> YOUR TASK:
Write out each line of the listing as it stands, without the images.

> INPUT DATA:
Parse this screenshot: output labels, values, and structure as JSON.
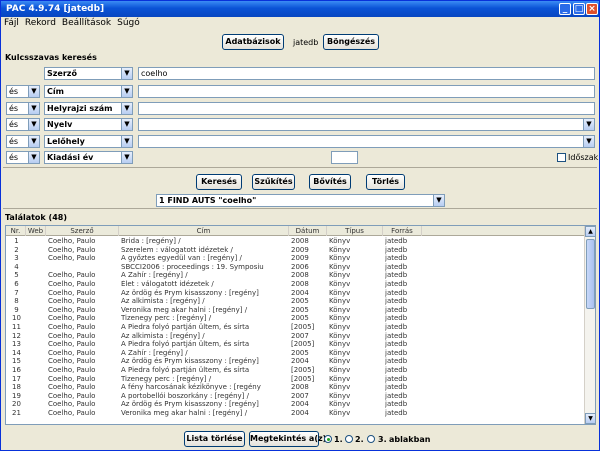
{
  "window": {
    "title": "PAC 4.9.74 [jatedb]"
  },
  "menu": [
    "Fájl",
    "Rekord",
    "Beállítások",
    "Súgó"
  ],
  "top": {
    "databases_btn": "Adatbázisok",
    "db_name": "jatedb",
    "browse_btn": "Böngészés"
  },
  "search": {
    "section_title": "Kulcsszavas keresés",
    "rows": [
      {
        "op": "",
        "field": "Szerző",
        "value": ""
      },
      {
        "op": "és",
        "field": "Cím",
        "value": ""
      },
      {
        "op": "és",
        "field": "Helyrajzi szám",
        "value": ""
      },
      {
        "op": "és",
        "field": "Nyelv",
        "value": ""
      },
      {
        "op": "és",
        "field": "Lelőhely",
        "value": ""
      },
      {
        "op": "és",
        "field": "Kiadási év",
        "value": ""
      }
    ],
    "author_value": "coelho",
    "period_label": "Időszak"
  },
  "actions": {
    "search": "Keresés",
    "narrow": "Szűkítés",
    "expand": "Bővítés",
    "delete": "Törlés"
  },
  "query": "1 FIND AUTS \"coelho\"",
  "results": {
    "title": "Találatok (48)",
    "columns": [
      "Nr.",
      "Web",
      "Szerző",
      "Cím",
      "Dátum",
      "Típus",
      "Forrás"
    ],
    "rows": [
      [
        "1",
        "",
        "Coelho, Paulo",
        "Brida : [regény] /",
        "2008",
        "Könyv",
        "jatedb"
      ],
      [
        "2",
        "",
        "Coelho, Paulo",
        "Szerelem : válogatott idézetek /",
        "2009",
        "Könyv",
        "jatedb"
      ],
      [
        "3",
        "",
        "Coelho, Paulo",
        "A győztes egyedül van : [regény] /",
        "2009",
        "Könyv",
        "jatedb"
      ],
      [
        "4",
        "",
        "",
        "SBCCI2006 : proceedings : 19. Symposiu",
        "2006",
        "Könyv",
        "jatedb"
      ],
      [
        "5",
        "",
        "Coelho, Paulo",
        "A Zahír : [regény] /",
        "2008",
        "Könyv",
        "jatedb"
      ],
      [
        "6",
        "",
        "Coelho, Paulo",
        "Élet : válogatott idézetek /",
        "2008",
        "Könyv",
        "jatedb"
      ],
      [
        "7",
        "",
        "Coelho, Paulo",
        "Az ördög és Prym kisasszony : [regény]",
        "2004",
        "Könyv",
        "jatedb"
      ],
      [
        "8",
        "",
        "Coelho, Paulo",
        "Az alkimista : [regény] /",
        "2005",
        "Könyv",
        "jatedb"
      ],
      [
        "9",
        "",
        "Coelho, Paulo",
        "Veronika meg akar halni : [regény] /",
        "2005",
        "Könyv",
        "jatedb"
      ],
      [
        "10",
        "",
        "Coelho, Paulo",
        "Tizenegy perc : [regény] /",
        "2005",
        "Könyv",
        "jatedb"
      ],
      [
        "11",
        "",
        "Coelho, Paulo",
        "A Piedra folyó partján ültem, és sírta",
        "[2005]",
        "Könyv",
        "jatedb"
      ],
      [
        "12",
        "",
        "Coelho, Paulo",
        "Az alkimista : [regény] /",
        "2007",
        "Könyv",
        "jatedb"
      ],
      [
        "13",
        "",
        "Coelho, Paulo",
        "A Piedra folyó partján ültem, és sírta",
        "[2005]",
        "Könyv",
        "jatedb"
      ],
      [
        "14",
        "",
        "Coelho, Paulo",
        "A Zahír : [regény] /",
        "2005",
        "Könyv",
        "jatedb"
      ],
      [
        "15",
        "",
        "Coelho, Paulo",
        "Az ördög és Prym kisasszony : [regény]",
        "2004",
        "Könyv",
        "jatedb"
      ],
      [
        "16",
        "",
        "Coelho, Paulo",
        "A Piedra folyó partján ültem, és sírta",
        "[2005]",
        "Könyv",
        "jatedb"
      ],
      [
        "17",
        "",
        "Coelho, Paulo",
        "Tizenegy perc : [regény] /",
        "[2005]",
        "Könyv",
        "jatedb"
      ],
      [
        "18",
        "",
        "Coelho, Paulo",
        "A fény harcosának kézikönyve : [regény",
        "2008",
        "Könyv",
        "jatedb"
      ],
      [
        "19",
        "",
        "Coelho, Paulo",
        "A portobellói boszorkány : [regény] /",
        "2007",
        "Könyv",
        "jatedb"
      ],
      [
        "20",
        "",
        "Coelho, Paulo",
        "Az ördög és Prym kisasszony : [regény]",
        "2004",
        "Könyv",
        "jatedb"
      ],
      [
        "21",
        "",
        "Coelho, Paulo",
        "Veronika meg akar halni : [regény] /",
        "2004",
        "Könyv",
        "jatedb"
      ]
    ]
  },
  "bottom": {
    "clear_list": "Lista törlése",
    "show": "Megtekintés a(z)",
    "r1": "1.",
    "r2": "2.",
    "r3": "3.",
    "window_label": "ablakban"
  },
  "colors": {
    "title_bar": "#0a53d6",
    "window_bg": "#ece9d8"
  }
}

> TASK RESULT:
Parse this screenshot: output labels, values, and structure as JSON.
{
  "window": {
    "title": "PAC 4.9.74 [jatedb]"
  },
  "menu": [
    "Fájl",
    "Rekord",
    "Beállítások",
    "Súgó"
  ],
  "top": {
    "databases_btn": "Adatbázisok",
    "db_name": "jatedb",
    "browse_btn": "Böngészés"
  },
  "search": {
    "section_title": "Kulcsszavas keresés",
    "rows": [
      {
        "op": "",
        "field": "Szerző",
        "value": ""
      },
      {
        "op": "és",
        "field": "Cím",
        "value": ""
      },
      {
        "op": "és",
        "field": "Helyrajzi szám",
        "value": ""
      },
      {
        "op": "és",
        "field": "Nyelv",
        "value": ""
      },
      {
        "op": "és",
        "field": "Lelőhely",
        "value": ""
      },
      {
        "op": "és",
        "field": "Kiadási év",
        "value": ""
      }
    ],
    "author_value": "coelho",
    "period_label": "Időszak"
  },
  "actions": {
    "search": "Keresés",
    "narrow": "Szűkítés",
    "expand": "Bővítés",
    "delete": "Törlés"
  },
  "query": "1 FIND AUTS \"coelho\"",
  "results": {
    "title": "Találatok (48)",
    "columns": [
      "Nr.",
      "Web",
      "Szerző",
      "Cím",
      "Dátum",
      "Típus",
      "Forrás"
    ],
    "rows": [
      [
        "1",
        "",
        "Coelho, Paulo",
        "Brida : [regény] /",
        "2008",
        "Könyv",
        "jatedb"
      ],
      [
        "2",
        "",
        "Coelho, Paulo",
        "Szerelem : válogatott idézetek /",
        "2009",
        "Könyv",
        "jatedb"
      ],
      [
        "3",
        "",
        "Coelho, Paulo",
        "A győztes egyedül van : [regény] /",
        "2009",
        "Könyv",
        "jatedb"
      ],
      [
        "4",
        "",
        "",
        "SBCCI2006 : proceedings : 19. Symposiu",
        "2006",
        "Könyv",
        "jatedb"
      ],
      [
        "5",
        "",
        "Coelho, Paulo",
        "A Zahír : [regény] /",
        "2008",
        "Könyv",
        "jatedb"
      ],
      [
        "6",
        "",
        "Coelho, Paulo",
        "Élet : válogatott idézetek /",
        "2008",
        "Könyv",
        "jatedb"
      ],
      [
        "7",
        "",
        "Coelho, Paulo",
        "Az ördög és Prym kisasszony : [regény]",
        "2004",
        "Könyv",
        "jatedb"
      ],
      [
        "8",
        "",
        "Coelho, Paulo",
        "Az alkimista : [regény] /",
        "2005",
        "Könyv",
        "jatedb"
      ],
      [
        "9",
        "",
        "Coelho, Paulo",
        "Veronika meg akar halni : [regény] /",
        "2005",
        "Könyv",
        "jatedb"
      ],
      [
        "10",
        "",
        "Coelho, Paulo",
        "Tizenegy perc : [regény] /",
        "2005",
        "Könyv",
        "jatedb"
      ],
      [
        "11",
        "",
        "Coelho, Paulo",
        "A Piedra folyó partján ültem, és sírta",
        "[2005]",
        "Könyv",
        "jatedb"
      ],
      [
        "12",
        "",
        "Coelho, Paulo",
        "Az alkimista : [regény] /",
        "2007",
        "Könyv",
        "jatedb"
      ],
      [
        "13",
        "",
        "Coelho, Paulo",
        "A Piedra folyó partján ültem, és sírta",
        "[2005]",
        "Könyv",
        "jatedb"
      ],
      [
        "14",
        "",
        "Coelho, Paulo",
        "A Zahír : [regény] /",
        "2005",
        "Könyv",
        "jatedb"
      ],
      [
        "15",
        "",
        "Coelho, Paulo",
        "Az ördög és Prym kisasszony : [regény]",
        "2004",
        "Könyv",
        "jatedb"
      ],
      [
        "16",
        "",
        "Coelho, Paulo",
        "A Piedra folyó partján ültem, és sírta",
        "[2005]",
        "Könyv",
        "jatedb"
      ],
      [
        "17",
        "",
        "Coelho, Paulo",
        "Tizenegy perc : [regény] /",
        "[2005]",
        "Könyv",
        "jatedb"
      ],
      [
        "18",
        "",
        "Coelho, Paulo",
        "A fény harcosának kézikönyve : [regény",
        "2008",
        "Könyv",
        "jatedb"
      ],
      [
        "19",
        "",
        "Coelho, Paulo",
        "A portobellói boszorkány : [regény] /",
        "2007",
        "Könyv",
        "jatedb"
      ],
      [
        "20",
        "",
        "Coelho, Paulo",
        "Az ördög és Prym kisasszony : [regény]",
        "2004",
        "Könyv",
        "jatedb"
      ],
      [
        "21",
        "",
        "Coelho, Paulo",
        "Veronika meg akar halni : [regény] /",
        "2004",
        "Könyv",
        "jatedb"
      ]
    ]
  },
  "bottom": {
    "clear_list": "Lista törlése",
    "show": "Megtekintés a(z)",
    "r1": "1.",
    "r2": "2.",
    "r3": "3.",
    "window_label": "ablakban"
  },
  "colors": {
    "title_bar": "#0a53d6",
    "window_bg": "#ece9d8"
  }
}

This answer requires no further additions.